> [TASK DIRECTIONS] Lines that contain "EMPTY" are to be counted; give only their number.
··· INFORMATION PROVIDED ···
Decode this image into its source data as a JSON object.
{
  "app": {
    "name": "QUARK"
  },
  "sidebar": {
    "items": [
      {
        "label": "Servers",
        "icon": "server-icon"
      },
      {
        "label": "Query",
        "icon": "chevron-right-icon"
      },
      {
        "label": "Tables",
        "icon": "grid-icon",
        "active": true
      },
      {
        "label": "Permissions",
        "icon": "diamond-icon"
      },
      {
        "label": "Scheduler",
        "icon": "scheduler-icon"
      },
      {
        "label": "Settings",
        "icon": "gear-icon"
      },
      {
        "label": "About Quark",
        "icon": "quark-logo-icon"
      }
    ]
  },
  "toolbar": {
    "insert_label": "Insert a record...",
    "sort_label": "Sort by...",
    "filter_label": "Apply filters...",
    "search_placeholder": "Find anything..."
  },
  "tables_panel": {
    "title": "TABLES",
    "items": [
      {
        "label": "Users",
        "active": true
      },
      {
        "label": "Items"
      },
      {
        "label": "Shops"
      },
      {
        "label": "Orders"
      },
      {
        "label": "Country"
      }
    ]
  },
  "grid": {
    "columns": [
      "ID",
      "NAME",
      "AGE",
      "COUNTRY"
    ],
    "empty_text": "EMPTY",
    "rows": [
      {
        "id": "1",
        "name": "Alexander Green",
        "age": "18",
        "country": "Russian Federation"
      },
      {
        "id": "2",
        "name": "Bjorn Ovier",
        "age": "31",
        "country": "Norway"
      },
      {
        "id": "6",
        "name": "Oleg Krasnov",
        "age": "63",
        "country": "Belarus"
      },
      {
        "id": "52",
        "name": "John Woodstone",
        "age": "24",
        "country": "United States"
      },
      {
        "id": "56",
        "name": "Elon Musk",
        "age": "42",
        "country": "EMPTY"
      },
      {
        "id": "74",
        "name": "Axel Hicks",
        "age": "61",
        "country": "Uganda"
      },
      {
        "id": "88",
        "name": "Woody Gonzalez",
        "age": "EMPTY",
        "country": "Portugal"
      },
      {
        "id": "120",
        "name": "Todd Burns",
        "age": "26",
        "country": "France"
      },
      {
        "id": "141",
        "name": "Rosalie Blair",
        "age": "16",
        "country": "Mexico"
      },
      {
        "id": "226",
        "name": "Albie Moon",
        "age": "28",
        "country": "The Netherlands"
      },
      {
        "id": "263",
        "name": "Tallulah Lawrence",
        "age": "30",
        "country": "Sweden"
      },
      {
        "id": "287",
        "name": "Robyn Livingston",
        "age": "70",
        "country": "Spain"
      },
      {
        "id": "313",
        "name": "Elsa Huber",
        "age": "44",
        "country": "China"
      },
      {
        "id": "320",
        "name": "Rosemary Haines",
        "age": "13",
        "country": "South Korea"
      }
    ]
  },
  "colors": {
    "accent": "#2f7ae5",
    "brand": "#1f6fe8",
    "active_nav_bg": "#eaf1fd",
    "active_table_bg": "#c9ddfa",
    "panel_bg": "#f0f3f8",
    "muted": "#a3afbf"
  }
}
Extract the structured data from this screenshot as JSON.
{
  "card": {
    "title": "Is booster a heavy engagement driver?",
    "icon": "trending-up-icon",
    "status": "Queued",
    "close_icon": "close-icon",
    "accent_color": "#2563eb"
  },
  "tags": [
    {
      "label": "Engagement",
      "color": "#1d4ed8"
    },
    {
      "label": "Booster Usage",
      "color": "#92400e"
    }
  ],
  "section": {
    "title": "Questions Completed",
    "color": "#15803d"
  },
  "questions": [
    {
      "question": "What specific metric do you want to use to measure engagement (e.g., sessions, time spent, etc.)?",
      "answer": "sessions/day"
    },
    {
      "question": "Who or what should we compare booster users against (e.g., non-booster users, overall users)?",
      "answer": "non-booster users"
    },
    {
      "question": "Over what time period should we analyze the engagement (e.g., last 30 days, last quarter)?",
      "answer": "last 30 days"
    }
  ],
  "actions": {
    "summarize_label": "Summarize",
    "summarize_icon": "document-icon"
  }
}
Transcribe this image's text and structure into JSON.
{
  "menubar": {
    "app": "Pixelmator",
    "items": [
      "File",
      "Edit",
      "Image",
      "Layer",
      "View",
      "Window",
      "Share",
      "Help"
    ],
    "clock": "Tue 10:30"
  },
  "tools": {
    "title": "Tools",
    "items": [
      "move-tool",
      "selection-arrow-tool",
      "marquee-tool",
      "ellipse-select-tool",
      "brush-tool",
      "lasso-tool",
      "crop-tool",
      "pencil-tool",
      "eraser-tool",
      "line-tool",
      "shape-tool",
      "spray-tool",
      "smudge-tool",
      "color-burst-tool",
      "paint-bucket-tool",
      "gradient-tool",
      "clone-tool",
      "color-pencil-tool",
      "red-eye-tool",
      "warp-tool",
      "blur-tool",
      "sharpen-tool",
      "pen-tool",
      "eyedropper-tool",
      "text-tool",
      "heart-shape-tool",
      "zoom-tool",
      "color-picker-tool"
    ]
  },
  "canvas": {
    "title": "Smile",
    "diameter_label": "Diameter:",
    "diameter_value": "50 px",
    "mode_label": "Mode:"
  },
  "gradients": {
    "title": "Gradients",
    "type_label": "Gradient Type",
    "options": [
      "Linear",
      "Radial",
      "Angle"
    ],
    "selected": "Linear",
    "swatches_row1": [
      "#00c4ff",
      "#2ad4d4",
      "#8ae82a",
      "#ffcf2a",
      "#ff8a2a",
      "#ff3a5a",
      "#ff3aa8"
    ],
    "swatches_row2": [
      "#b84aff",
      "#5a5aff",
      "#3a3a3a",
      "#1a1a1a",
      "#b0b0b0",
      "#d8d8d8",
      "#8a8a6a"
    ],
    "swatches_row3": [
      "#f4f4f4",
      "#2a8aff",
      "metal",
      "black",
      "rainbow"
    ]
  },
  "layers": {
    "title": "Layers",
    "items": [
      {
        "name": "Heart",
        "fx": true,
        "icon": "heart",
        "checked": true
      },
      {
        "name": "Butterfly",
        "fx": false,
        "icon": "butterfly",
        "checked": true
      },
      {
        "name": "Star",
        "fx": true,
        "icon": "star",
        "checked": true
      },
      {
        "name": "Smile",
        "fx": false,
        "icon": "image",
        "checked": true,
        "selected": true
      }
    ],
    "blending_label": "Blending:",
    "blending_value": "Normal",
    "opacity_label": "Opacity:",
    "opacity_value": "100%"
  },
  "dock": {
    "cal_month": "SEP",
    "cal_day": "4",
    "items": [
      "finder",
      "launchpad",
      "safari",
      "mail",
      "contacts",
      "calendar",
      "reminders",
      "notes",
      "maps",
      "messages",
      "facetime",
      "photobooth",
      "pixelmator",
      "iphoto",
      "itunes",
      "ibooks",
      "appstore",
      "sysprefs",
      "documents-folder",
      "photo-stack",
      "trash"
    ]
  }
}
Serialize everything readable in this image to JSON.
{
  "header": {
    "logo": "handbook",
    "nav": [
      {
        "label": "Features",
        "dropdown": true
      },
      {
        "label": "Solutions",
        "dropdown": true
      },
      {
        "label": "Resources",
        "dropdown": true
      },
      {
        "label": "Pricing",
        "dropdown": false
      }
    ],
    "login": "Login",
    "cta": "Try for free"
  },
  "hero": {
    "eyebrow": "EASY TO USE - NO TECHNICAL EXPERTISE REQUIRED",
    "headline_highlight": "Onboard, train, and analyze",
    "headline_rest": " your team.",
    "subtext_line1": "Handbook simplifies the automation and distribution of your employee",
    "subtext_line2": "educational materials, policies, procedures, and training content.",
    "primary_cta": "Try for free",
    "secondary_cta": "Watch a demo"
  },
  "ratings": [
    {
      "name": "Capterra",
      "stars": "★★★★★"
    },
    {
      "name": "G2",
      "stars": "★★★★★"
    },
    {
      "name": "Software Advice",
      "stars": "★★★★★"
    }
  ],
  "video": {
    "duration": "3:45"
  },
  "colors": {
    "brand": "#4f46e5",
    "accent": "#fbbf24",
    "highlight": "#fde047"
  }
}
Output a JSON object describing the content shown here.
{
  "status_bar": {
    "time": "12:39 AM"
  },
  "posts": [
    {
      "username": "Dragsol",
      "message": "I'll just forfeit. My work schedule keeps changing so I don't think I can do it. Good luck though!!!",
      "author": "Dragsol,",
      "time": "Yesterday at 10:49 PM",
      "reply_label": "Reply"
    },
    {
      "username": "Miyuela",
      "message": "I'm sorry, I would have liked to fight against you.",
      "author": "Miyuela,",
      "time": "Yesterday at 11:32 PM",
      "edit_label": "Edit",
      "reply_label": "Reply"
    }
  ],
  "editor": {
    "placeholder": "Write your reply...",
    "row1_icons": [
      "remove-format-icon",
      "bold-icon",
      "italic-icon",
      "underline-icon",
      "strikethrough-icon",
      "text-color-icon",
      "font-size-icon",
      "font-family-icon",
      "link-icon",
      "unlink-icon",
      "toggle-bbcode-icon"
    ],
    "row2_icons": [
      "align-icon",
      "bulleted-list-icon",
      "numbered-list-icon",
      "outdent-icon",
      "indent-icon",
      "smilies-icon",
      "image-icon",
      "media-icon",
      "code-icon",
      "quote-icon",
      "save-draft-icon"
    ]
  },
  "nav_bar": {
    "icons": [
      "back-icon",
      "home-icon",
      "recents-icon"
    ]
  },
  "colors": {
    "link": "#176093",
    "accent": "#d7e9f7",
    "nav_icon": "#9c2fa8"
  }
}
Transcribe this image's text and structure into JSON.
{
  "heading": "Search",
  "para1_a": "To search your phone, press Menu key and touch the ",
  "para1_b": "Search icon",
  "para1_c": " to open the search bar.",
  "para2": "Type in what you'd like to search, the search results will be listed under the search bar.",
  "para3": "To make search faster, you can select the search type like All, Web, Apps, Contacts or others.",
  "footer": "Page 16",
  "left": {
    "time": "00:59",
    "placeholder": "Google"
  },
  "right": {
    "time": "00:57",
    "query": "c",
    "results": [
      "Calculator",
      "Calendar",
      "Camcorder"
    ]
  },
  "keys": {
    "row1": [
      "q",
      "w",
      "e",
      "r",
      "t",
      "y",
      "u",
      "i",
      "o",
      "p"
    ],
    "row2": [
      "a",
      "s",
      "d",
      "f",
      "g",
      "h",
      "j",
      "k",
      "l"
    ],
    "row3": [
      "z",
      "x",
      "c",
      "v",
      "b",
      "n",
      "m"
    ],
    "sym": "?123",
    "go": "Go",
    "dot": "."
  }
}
···
> [EXPECTED ANSWER] 3